Written problem >>
Give only the number of lines that include the string "preconditioning".

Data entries
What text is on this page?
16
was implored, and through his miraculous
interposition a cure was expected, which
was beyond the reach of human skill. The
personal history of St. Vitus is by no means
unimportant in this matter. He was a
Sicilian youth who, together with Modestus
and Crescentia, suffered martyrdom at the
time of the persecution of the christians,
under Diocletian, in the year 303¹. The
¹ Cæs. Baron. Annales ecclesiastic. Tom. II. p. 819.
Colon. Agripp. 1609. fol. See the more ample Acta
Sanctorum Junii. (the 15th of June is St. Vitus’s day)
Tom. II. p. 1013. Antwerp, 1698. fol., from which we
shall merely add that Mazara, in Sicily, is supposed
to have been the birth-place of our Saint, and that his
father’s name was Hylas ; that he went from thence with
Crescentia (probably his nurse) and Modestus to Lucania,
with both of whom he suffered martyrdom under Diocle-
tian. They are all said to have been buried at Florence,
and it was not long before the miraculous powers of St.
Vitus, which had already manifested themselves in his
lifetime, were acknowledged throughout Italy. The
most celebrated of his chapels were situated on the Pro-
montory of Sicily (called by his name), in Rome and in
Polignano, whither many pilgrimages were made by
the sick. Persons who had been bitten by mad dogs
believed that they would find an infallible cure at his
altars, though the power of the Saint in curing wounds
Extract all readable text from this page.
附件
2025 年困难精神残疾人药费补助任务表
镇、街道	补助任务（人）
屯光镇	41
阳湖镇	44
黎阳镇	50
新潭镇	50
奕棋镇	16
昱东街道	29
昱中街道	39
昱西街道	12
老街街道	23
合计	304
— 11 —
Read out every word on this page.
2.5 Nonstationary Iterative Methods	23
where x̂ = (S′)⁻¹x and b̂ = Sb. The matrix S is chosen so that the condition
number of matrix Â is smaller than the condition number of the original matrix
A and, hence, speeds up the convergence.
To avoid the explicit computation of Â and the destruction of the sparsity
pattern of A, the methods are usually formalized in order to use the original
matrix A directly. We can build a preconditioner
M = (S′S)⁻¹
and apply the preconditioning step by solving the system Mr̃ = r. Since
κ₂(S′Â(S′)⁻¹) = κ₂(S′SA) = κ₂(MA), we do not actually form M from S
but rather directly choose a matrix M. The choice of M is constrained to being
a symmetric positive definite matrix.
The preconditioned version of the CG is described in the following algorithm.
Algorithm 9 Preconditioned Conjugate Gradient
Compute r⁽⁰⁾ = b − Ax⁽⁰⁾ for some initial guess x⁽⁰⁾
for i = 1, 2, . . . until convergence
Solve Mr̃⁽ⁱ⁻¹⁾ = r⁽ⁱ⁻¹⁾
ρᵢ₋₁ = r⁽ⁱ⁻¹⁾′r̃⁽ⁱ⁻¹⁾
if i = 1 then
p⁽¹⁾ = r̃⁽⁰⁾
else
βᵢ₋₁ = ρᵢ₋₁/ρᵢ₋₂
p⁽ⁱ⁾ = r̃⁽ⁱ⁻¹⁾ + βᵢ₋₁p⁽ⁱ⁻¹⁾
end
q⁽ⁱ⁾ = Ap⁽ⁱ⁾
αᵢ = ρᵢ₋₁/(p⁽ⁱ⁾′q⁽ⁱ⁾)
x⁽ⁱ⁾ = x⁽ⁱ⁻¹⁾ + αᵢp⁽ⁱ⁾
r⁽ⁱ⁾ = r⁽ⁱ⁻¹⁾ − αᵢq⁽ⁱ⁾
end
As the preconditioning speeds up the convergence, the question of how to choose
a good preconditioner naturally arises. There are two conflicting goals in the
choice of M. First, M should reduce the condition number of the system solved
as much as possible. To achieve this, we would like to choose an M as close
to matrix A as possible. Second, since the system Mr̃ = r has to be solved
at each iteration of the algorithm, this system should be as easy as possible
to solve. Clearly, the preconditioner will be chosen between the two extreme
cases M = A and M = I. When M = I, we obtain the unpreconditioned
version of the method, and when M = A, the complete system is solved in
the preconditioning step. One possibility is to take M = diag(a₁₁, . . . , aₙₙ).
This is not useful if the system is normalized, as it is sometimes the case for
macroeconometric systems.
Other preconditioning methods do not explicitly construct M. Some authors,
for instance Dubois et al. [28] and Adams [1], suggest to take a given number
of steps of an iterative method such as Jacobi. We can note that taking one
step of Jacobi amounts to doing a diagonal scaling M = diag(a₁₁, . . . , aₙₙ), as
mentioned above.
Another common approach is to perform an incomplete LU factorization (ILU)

Task output >>
4